What to produce | Will you output all of the data below exactly, omitting the images?

Supplied records |
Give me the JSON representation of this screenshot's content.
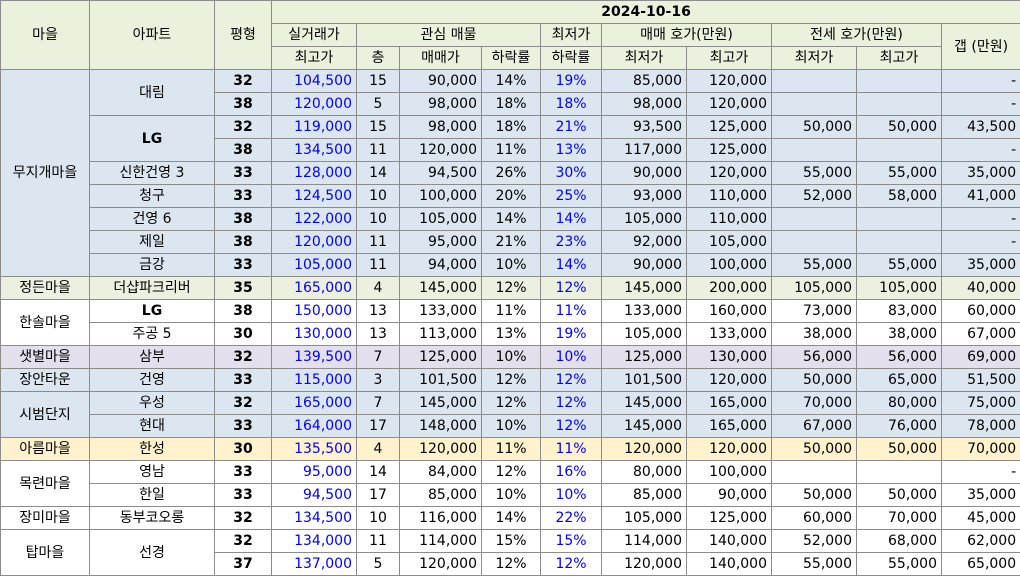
{
  "header": {
    "date": "2024-10-16",
    "village": "마을",
    "apartment": "아파트",
    "pyeong": "평형",
    "actual_trade_top": "실거래가",
    "actual_trade_bottom": "최고가",
    "interest_listing": "관심 매물",
    "lowest_top": "최저가",
    "lowest_bottom": "하락률",
    "sale_ask": "매매 호가(만원)",
    "jeonse_ask": "전세 호가(만원)",
    "gap": "갭 (만원)",
    "floor": "층",
    "sale_price": "매매가",
    "drop_rate": "하락률",
    "min": "최저가",
    "max": "최고가"
  },
  "rows": [
    {
      "village": "무지개마을",
      "apt": "대림",
      "size": "32",
      "top": "104,500",
      "floor": "15",
      "price": "90,000",
      "drop": "14%",
      "lowdrop": "19%",
      "smin": "85,000",
      "smax": "120,000",
      "jmin": "",
      "jmax": "",
      "gap": "-"
    },
    {
      "village": "",
      "apt": "",
      "size": "38",
      "top": "120,000",
      "floor": "5",
      "price": "98,000",
      "drop": "18%",
      "lowdrop": "18%",
      "smin": "98,000",
      "smax": "120,000",
      "jmin": "",
      "jmax": "",
      "gap": "-"
    },
    {
      "village": "",
      "apt": "LG",
      "size": "32",
      "top": "119,000",
      "floor": "15",
      "price": "98,000",
      "drop": "18%",
      "lowdrop": "21%",
      "smin": "93,500",
      "smax": "125,000",
      "jmin": "50,000",
      "jmax": "50,000",
      "gap": "43,500"
    },
    {
      "village": "",
      "apt": "",
      "size": "38",
      "top": "134,500",
      "floor": "11",
      "price": "120,000",
      "drop": "11%",
      "lowdrop": "13%",
      "smin": "117,000",
      "smax": "125,000",
      "jmin": "",
      "jmax": "",
      "gap": "-"
    },
    {
      "village": "",
      "apt": "신한건영 3",
      "size": "33",
      "top": "128,000",
      "floor": "14",
      "price": "94,500",
      "drop": "26%",
      "lowdrop": "30%",
      "smin": "90,000",
      "smax": "120,000",
      "jmin": "55,000",
      "jmax": "55,000",
      "gap": "35,000"
    },
    {
      "village": "",
      "apt": "청구",
      "size": "33",
      "top": "124,500",
      "floor": "10",
      "price": "100,000",
      "drop": "20%",
      "lowdrop": "25%",
      "smin": "93,000",
      "smax": "110,000",
      "jmin": "52,000",
      "jmax": "58,000",
      "gap": "41,000"
    },
    {
      "village": "",
      "apt": "건영 6",
      "size": "38",
      "top": "122,000",
      "floor": "10",
      "price": "105,000",
      "drop": "14%",
      "lowdrop": "14%",
      "smin": "105,000",
      "smax": "110,000",
      "jmin": "",
      "jmax": "",
      "gap": "-"
    },
    {
      "village": "",
      "apt": "제일",
      "size": "38",
      "top": "120,000",
      "floor": "11",
      "price": "95,000",
      "drop": "21%",
      "lowdrop": "23%",
      "smin": "92,000",
      "smax": "105,000",
      "jmin": "",
      "jmax": "",
      "gap": "-"
    },
    {
      "village": "",
      "apt": "금강",
      "size": "33",
      "top": "105,000",
      "floor": "11",
      "price": "94,000",
      "drop": "10%",
      "lowdrop": "14%",
      "smin": "90,000",
      "smax": "100,000",
      "jmin": "55,000",
      "jmax": "55,000",
      "gap": "35,000"
    },
    {
      "village": "정든마을",
      "apt": "더샵파크리버",
      "size": "35",
      "top": "165,000",
      "floor": "4",
      "price": "145,000",
      "drop": "12%",
      "lowdrop": "12%",
      "smin": "145,000",
      "smax": "200,000",
      "jmin": "105,000",
      "jmax": "105,000",
      "gap": "40,000"
    },
    {
      "village": "한솔마을",
      "apt": "LG",
      "size": "38",
      "top": "150,000",
      "floor": "13",
      "price": "133,000",
      "drop": "11%",
      "lowdrop": "11%",
      "smin": "133,000",
      "smax": "160,000",
      "jmin": "73,000",
      "jmax": "83,000",
      "gap": "60,000"
    },
    {
      "village": "",
      "apt": "주공 5",
      "size": "30",
      "top": "130,000",
      "floor": "13",
      "price": "113,000",
      "drop": "13%",
      "lowdrop": "19%",
      "smin": "105,000",
      "smax": "133,000",
      "jmin": "38,000",
      "jmax": "38,000",
      "gap": "67,000"
    },
    {
      "village": "샛별마을",
      "apt": "삼부",
      "size": "32",
      "top": "139,500",
      "floor": "7",
      "price": "125,000",
      "drop": "10%",
      "lowdrop": "10%",
      "smin": "125,000",
      "smax": "130,000",
      "jmin": "56,000",
      "jmax": "56,000",
      "gap": "69,000"
    },
    {
      "village": "장안타운",
      "apt": "건영",
      "size": "33",
      "top": "115,000",
      "floor": "3",
      "price": "101,500",
      "drop": "12%",
      "lowdrop": "12%",
      "smin": "101,500",
      "smax": "120,000",
      "jmin": "50,000",
      "jmax": "65,000",
      "gap": "51,500"
    },
    {
      "village": "시범단지",
      "apt": "우성",
      "size": "32",
      "top": "165,000",
      "floor": "7",
      "price": "145,000",
      "drop": "12%",
      "lowdrop": "12%",
      "smin": "145,000",
      "smax": "165,000",
      "jmin": "70,000",
      "jmax": "80,000",
      "gap": "75,000"
    },
    {
      "village": "",
      "apt": "현대",
      "size": "33",
      "top": "164,000",
      "floor": "17",
      "price": "148,000",
      "drop": "10%",
      "lowdrop": "12%",
      "smin": "145,000",
      "smax": "165,000",
      "jmin": "67,000",
      "jmax": "76,000",
      "gap": "78,000"
    },
    {
      "village": "아름마을",
      "apt": "한성",
      "size": "30",
      "top": "135,500",
      "floor": "4",
      "price": "120,000",
      "drop": "11%",
      "lowdrop": "11%",
      "smin": "120,000",
      "smax": "120,000",
      "jmin": "50,000",
      "jmax": "50,000",
      "gap": "70,000"
    },
    {
      "village": "목련마을",
      "apt": "영남",
      "size": "33",
      "top": "95,000",
      "floor": "14",
      "price": "84,000",
      "drop": "12%",
      "lowdrop": "16%",
      "smin": "80,000",
      "smax": "100,000",
      "jmin": "",
      "jmax": "",
      "gap": "-"
    },
    {
      "village": "",
      "apt": "한일",
      "size": "33",
      "top": "94,500",
      "floor": "17",
      "price": "85,000",
      "drop": "10%",
      "lowdrop": "10%",
      "smin": "85,000",
      "smax": "90,000",
      "jmin": "50,000",
      "jmax": "50,000",
      "gap": "35,000"
    },
    {
      "village": "장미마을",
      "apt": "동부코오롱",
      "size": "32",
      "top": "134,500",
      "floor": "10",
      "price": "116,000",
      "drop": "14%",
      "lowdrop": "22%",
      "smin": "105,000",
      "smax": "125,000",
      "jmin": "60,000",
      "jmax": "70,000",
      "gap": "45,000"
    },
    {
      "village": "탑마을",
      "apt": "선경",
      "size": "32",
      "top": "134,000",
      "floor": "11",
      "price": "114,000",
      "drop": "15%",
      "lowdrop": "15%",
      "smin": "114,000",
      "smax": "140,000",
      "jmin": "52,000",
      "jmax": "68,000",
      "gap": "62,000"
    },
    {
      "village": "",
      "apt": "",
      "size": "37",
      "top": "137,000",
      "floor": "5",
      "price": "120,000",
      "drop": "12%",
      "lowdrop": "12%",
      "smin": "120,000",
      "smax": "140,000",
      "jmin": "55,000",
      "jmax": "55,000",
      "gap": "65,000"
    }
  ]
}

Correct output |
Give me the JSON representation of this screenshot's content.
{
  "header": {
    "date": "2024-10-16",
    "village": "마을",
    "apartment": "아파트",
    "pyeong": "평형",
    "actual_trade_top": "실거래가",
    "actual_trade_bottom": "최고가",
    "interest_listing": "관심 매물",
    "lowest_top": "최저가",
    "lowest_bottom": "하락률",
    "sale_ask": "매매 호가(만원)",
    "jeonse_ask": "전세 호가(만원)",
    "gap": "갭 (만원)",
    "floor": "층",
    "sale_price": "매매가",
    "drop_rate": "하락률",
    "min": "최저가",
    "max": "최고가"
  },
  "rows": [
    {
      "village": "무지개마을",
      "apt": "대림",
      "size": "32",
      "top": "104,500",
      "floor": "15",
      "price": "90,000",
      "drop": "14%",
      "lowdrop": "19%",
      "smin": "85,000",
      "smax": "120,000",
      "jmin": "",
      "jmax": "",
      "gap": "-"
    },
    {
      "village": "",
      "apt": "",
      "size": "38",
      "top": "120,000",
      "floor": "5",
      "price": "98,000",
      "drop": "18%",
      "lowdrop": "18%",
      "smin": "98,000",
      "smax": "120,000",
      "jmin": "",
      "jmax": "",
      "gap": "-"
    },
    {
      "village": "",
      "apt": "LG",
      "size": "32",
      "top": "119,000",
      "floor": "15",
      "price": "98,000",
      "drop": "18%",
      "lowdrop": "21%",
      "smin": "93,500",
      "smax": "125,000",
      "jmin": "50,000",
      "jmax": "50,000",
      "gap": "43,500"
    },
    {
      "village": "",
      "apt": "",
      "size": "38",
      "top": "134,500",
      "floor": "11",
      "price": "120,000",
      "drop": "11%",
      "lowdrop": "13%",
      "smin": "117,000",
      "smax": "125,000",
      "jmin": "",
      "jmax": "",
      "gap": "-"
    },
    {
      "village": "",
      "apt": "신한건영 3",
      "size": "33",
      "top": "128,000",
      "floor": "14",
      "price": "94,500",
      "drop": "26%",
      "lowdrop": "30%",
      "smin": "90,000",
      "smax": "120,000",
      "jmin": "55,000",
      "jmax": "55,000",
      "gap": "35,000"
    },
    {
      "village": "",
      "apt": "청구",
      "size": "33",
      "top": "124,500",
      "floor": "10",
      "price": "100,000",
      "drop": "20%",
      "lowdrop": "25%",
      "smin": "93,000",
      "smax": "110,000",
      "jmin": "52,000",
      "jmax": "58,000",
      "gap": "41,000"
    },
    {
      "village": "",
      "apt": "건영 6",
      "size": "38",
      "top": "122,000",
      "floor": "10",
      "price": "105,000",
      "drop": "14%",
      "lowdrop": "14%",
      "smin": "105,000",
      "smax": "110,000",
      "jmin": "",
      "jmax": "",
      "gap": "-"
    },
    {
      "village": "",
      "apt": "제일",
      "size": "38",
      "top": "120,000",
      "floor": "11",
      "price": "95,000",
      "drop": "21%",
      "lowdrop": "23%",
      "smin": "92,000",
      "smax": "105,000",
      "jmin": "",
      "jmax": "",
      "gap": "-"
    },
    {
      "village": "",
      "apt": "금강",
      "size": "33",
      "top": "105,000",
      "floor": "11",
      "price": "94,000",
      "drop": "10%",
      "lowdrop": "14%",
      "smin": "90,000",
      "smax": "100,000",
      "jmin": "55,000",
      "jmax": "55,000",
      "gap": "35,000"
    },
    {
      "village": "정든마을",
      "apt": "더샵파크리버",
      "size": "35",
      "top": "165,000",
      "floor": "4",
      "price": "145,000",
      "drop": "12%",
      "lowdrop": "12%",
      "smin": "145,000",
      "smax": "200,000",
      "jmin": "105,000",
      "jmax": "105,000",
      "gap": "40,000"
    },
    {
      "village": "한솔마을",
      "apt": "LG",
      "size": "38",
      "top": "150,000",
      "floor": "13",
      "price": "133,000",
      "drop": "11%",
      "lowdrop": "11%",
      "smin": "133,000",
      "smax": "160,000",
      "jmin": "73,000",
      "jmax": "83,000",
      "gap": "60,000"
    },
    {
      "village": "",
      "apt": "주공 5",
      "size": "30",
      "top": "130,000",
      "floor": "13",
      "price": "113,000",
      "drop": "13%",
      "lowdrop": "19%",
      "smin": "105,000",
      "smax": "133,000",
      "jmin": "38,000",
      "jmax": "38,000",
      "gap": "67,000"
    },
    {
      "village": "샛별마을",
      "apt": "삼부",
      "size": "32",
      "top": "139,500",
      "floor": "7",
      "price": "125,000",
      "drop": "10%",
      "lowdrop": "10%",
      "smin": "125,000",
      "smax": "130,000",
      "jmin": "56,000",
      "jmax": "56,000",
      "gap": "69,000"
    },
    {
      "village": "장안타운",
      "apt": "건영",
      "size": "33",
      "top": "115,000",
      "floor": "3",
      "price": "101,500",
      "drop": "12%",
      "lowdrop": "12%",
      "smin": "101,500",
      "smax": "120,000",
      "jmin": "50,000",
      "jmax": "65,000",
      "gap": "51,500"
    },
    {
      "village": "시범단지",
      "apt": "우성",
      "size": "32",
      "top": "165,000",
      "floor": "7",
      "price": "145,000",
      "drop": "12%",
      "lowdrop": "12%",
      "smin": "145,000",
      "smax": "165,000",
      "jmin": "70,000",
      "jmax": "80,000",
      "gap": "75,000"
    },
    {
      "village": "",
      "apt": "현대",
      "size": "33",
      "top": "164,000",
      "floor": "17",
      "price": "148,000",
      "drop": "10%",
      "lowdrop": "12%",
      "smin": "145,000",
      "smax": "165,000",
      "jmin": "67,000",
      "jmax": "76,000",
      "gap": "78,000"
    },
    {
      "village": "아름마을",
      "apt": "한성",
      "size": "30",
      "top": "135,500",
      "floor": "4",
      "price": "120,000",
      "drop": "11%",
      "lowdrop": "11%",
      "smin": "120,000",
      "smax": "120,000",
      "jmin": "50,000",
      "jmax": "50,000",
      "gap": "70,000"
    },
    {
      "village": "목련마을",
      "apt": "영남",
      "size": "33",
      "top": "95,000",
      "floor": "14",
      "price": "84,000",
      "drop": "12%",
      "lowdrop": "16%",
      "smin": "80,000",
      "smax": "100,000",
      "jmin": "",
      "jmax": "",
      "gap": "-"
    },
    {
      "village": "",
      "apt": "한일",
      "size": "33",
      "top": "94,500",
      "floor": "17",
      "price": "85,000",
      "drop": "10%",
      "lowdrop": "10%",
      "smin": "85,000",
      "smax": "90,000",
      "jmin": "50,000",
      "jmax": "50,000",
      "gap": "35,000"
    },
    {
      "village": "장미마을",
      "apt": "동부코오롱",
      "size": "32",
      "top": "134,500",
      "floor": "10",
      "price": "116,000",
      "drop": "14%",
      "lowdrop": "22%",
      "smin": "105,000",
      "smax": "125,000",
      "jmin": "60,000",
      "jmax": "70,000",
      "gap": "45,000"
    },
    {
      "village": "탑마을",
      "apt": "선경",
      "size": "32",
      "top": "134,000",
      "floor": "11",
      "price": "114,000",
      "drop": "15%",
      "lowdrop": "15%",
      "smin": "114,000",
      "smax": "140,000",
      "jmin": "52,000",
      "jmax": "68,000",
      "gap": "62,000"
    },
    {
      "village": "",
      "apt": "",
      "size": "37",
      "top": "137,000",
      "floor": "5",
      "price": "120,000",
      "drop": "12%",
      "lowdrop": "12%",
      "smin": "120,000",
      "smax": "140,000",
      "jmin": "55,000",
      "jmax": "55,000",
      "gap": "65,000"
    }
  ]
}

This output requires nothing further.